**Available data**:

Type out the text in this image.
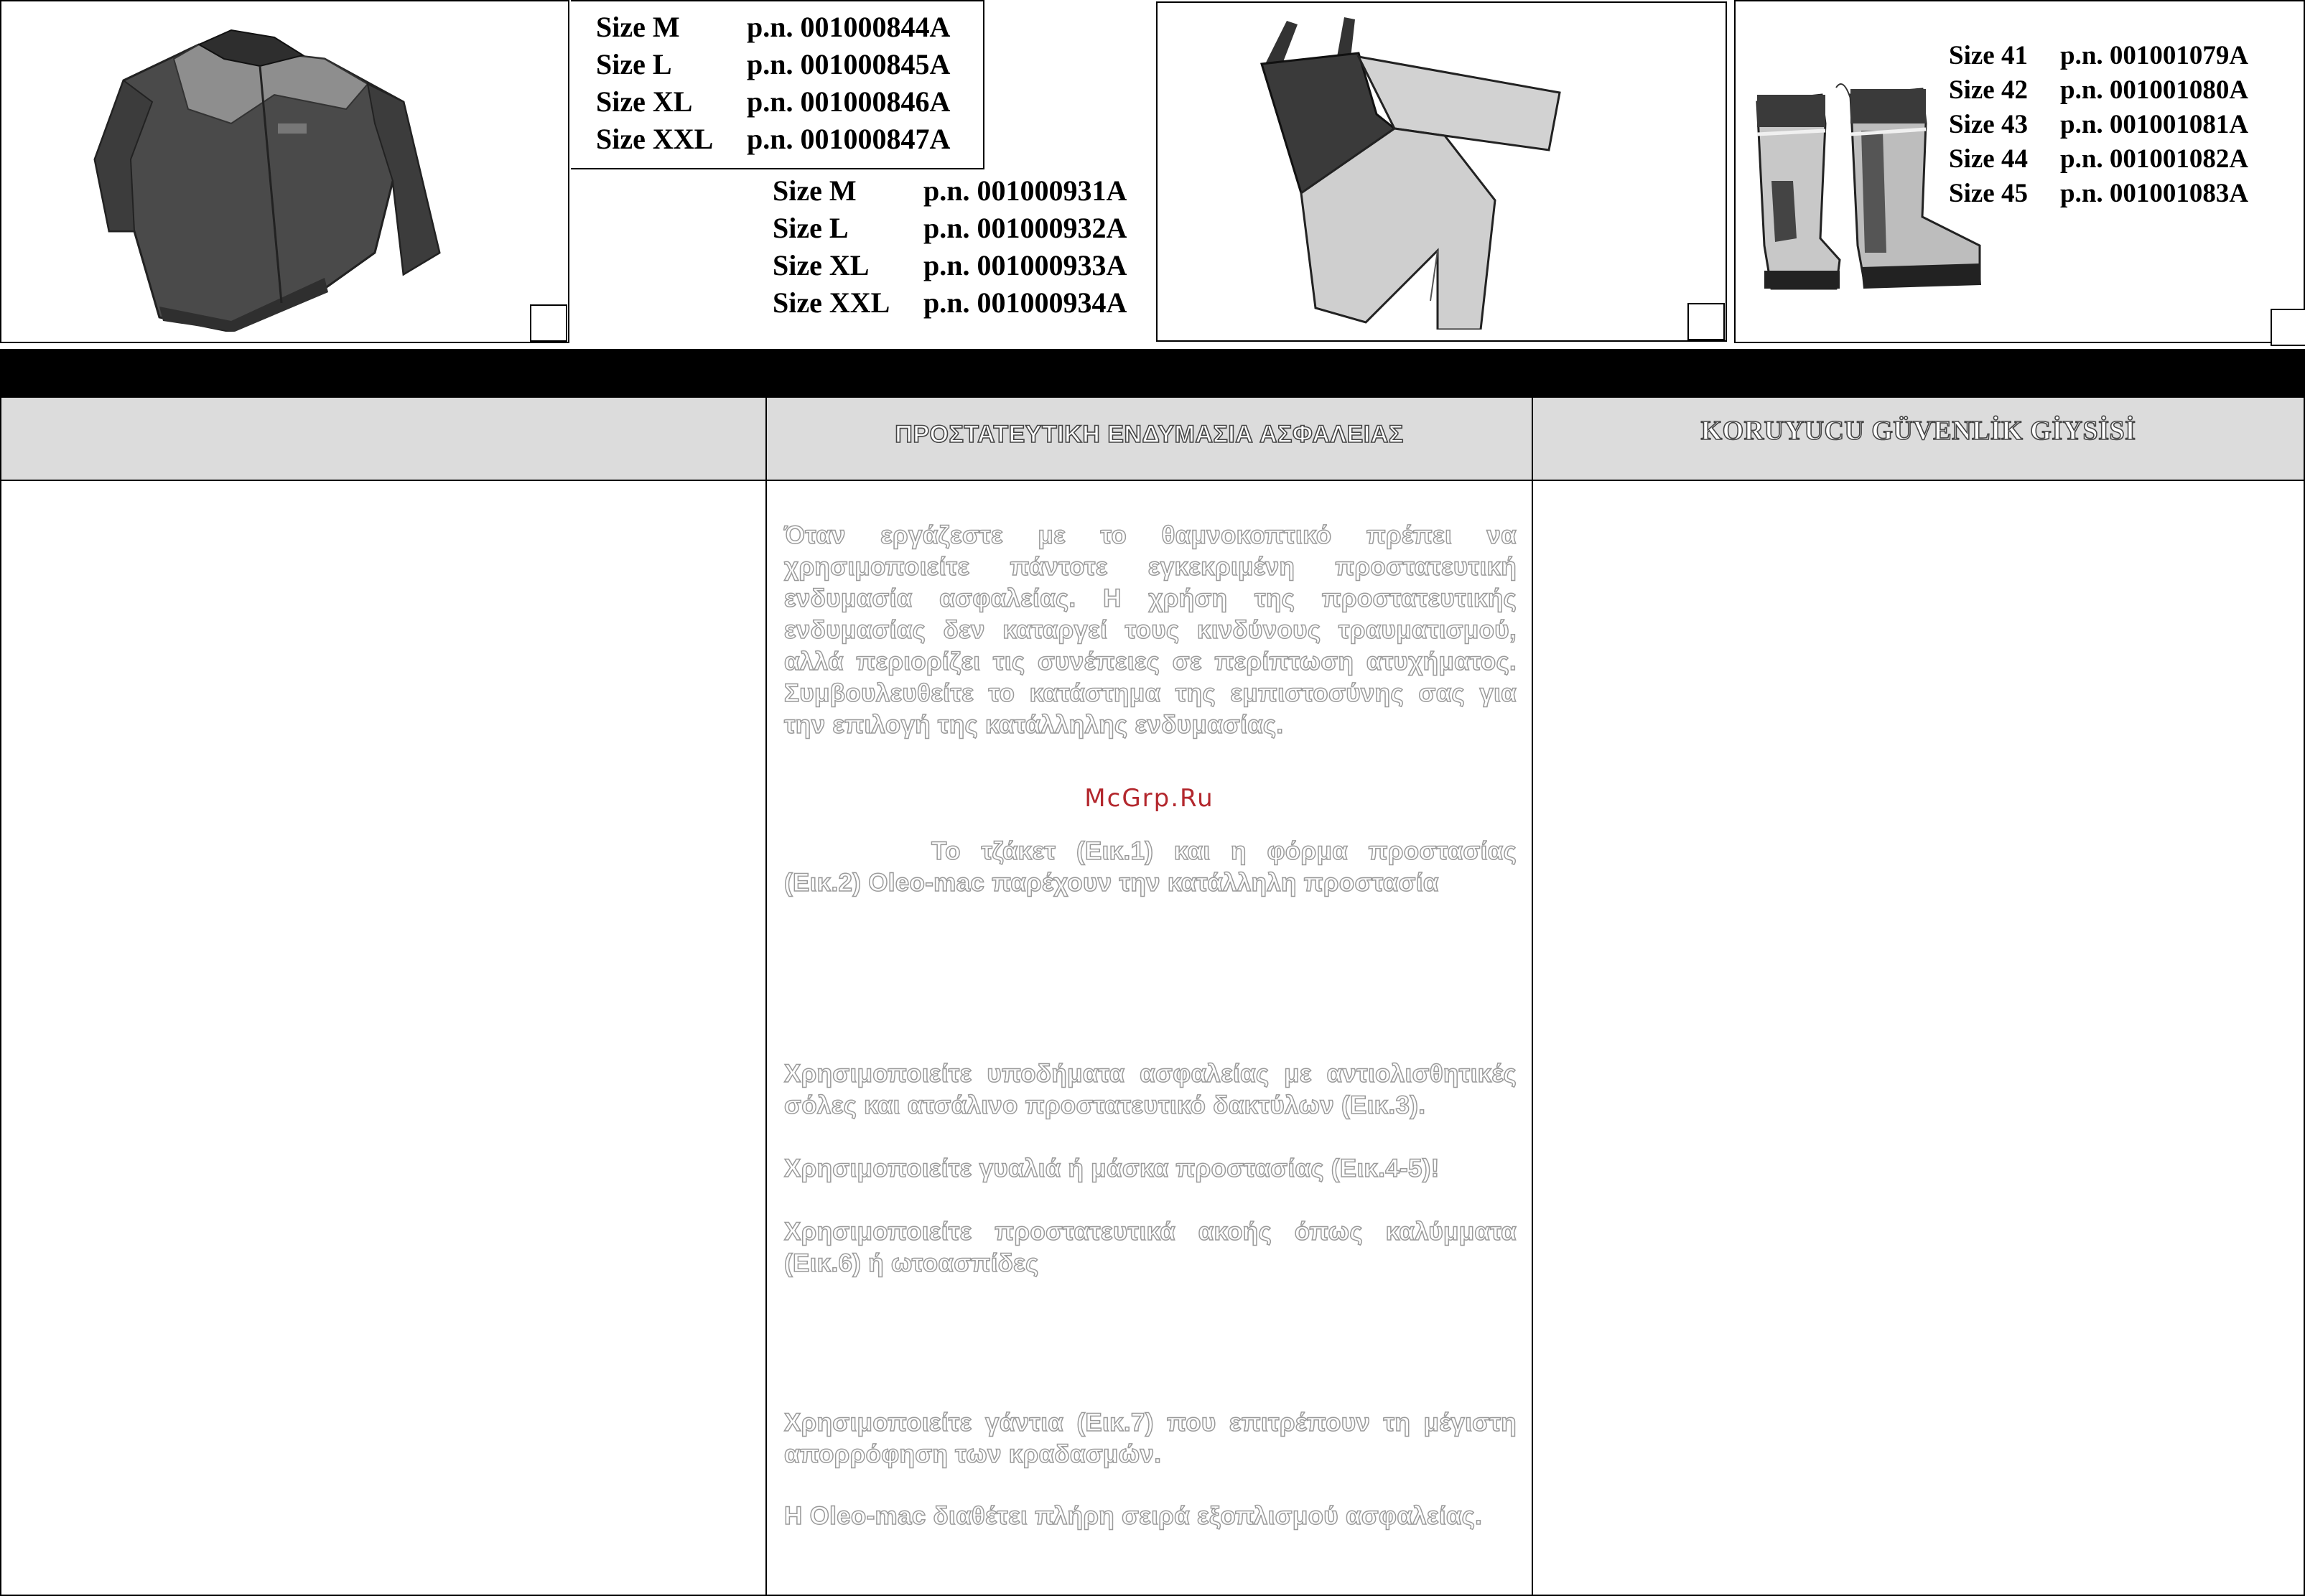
Size M	p.n. 001000844A
Size L	p.n. 001000845A
Size XL	p.n. 001000846A
Size XXL	p.n. 001000847A
Size M	p.n. 001000931A
Size L	p.n. 001000932A
Size XL	p.n. 001000933A
Size XXL	p.n. 001000934A
Size 41	p.n. 001001079A
Size 42	p.n. 001001080A
Size 43	p.n. 001001081A
Size 44	p.n. 001001082A
Size 45	p.n. 001001083A
ΠΡΟΣΤΑΤΕΥΤΙΚΗ ΕΝΔΥΜΑΣΙΑ ΑΣΦΑΛΕΙΑΣ	KORUYUCU GÜVENLİK GİYSİSİ
Όταν εργάζεστε με το θαμνοκοπτικό πρέπει να χρησιμοποιείτε πάντοτε εγκεκριμένη προστατευτική ενδυμασία ασφαλείας. Η χρήση της προστατευτικής ενδυμασίας δεν καταργεί τους κινδύνους τραυματισμού, αλλά περιορίζει τις συνέπειες σε περίπτωση ατυχήματος. Συμβουλευθείτε το κατάστημα της εμπιστοσύνης σας για την επιλογή της κατάλληλης ενδυμασίας.
McGrp.Ru
Το τζάκετ (Εικ.1) και η φόρμα προστασίας (Εικ.2) Oleo-mac παρέχουν την κατάλληλη προστασία
Χρησιμοποιείτε υποδήματα ασφαλείας με αντιολισθητικές σόλες και ατσάλινο προστατευτικό δακτύλων (Εικ.3).
Χρησιμοποιείτε γυαλιά ή μάσκα προστασίας (Εικ.4-5)!
Χρησιμοποιείτε προστατευτικά ακοής όπως καλύμματα (Εικ.6) ή ωτοασπίδες
Χρησιμοποιείτε γάντια (Εικ.7) που επιτρέπουν τη μέγιστη απορρόφηση των κραδασμών.
Η Oleo-mac διαθέτει πλήρη σειρά εξοπλισμού ασφαλείας.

**What is expected**: Reproduce the whole listing above word for word, but not its pictures.

**Exercise solution**:
Type out the text in this image.
Size M	p.n. 001000844A
Size L	p.n. 001000845A
Size XL	p.n. 001000846A
Size XXL	p.n. 001000847A
Size M	p.n. 001000931A
Size L	p.n. 001000932A
Size XL	p.n. 001000933A
Size XXL	p.n. 001000934A
Size 41	p.n. 001001079A
Size 42	p.n. 001001080A
Size 43	p.n. 001001081A
Size 44	p.n. 001001082A
Size 45	p.n. 001001083A
ΠΡΟΣΤΑΤΕΥΤΙΚΗ ΕΝΔΥΜΑΣΙΑ ΑΣΦΑΛΕΙΑΣ	KORUYUCU GÜVENLİK GİYSİSİ
Όταν εργάζεστε με το θαμνοκοπτικό πρέπει να χρησιμοποιείτε πάντοτε εγκεκριμένη προστατευτική ενδυμασία ασφαλείας. Η χρήση της προστατευτικής ενδυμασίας δεν καταργεί τους κινδύνους τραυματισμού, αλλά περιορίζει τις συνέπειες σε περίπτωση ατυχήματος. Συμβουλευθείτε το κατάστημα της εμπιστοσύνης σας για την επιλογή της κατάλληλης ενδυμασίας.
McGrp.Ru
Το τζάκετ (Εικ.1) και η φόρμα προστασίας (Εικ.2) Oleo-mac παρέχουν την κατάλληλη προστασία
Χρησιμοποιείτε υποδήματα ασφαλείας με αντιολισθητικές σόλες και ατσάλινο προστατευτικό δακτύλων (Εικ.3).
Χρησιμοποιείτε γυαλιά ή μάσκα προστασίας (Εικ.4-5)!
Χρησιμοποιείτε προστατευτικά ακοής όπως καλύμματα (Εικ.6) ή ωτοασπίδες
Χρησιμοποιείτε γάντια (Εικ.7) που επιτρέπουν τη μέγιστη απορρόφηση των κραδασμών.
Η Oleo-mac διαθέτει πλήρη σειρά εξοπλισμού ασφαλείας.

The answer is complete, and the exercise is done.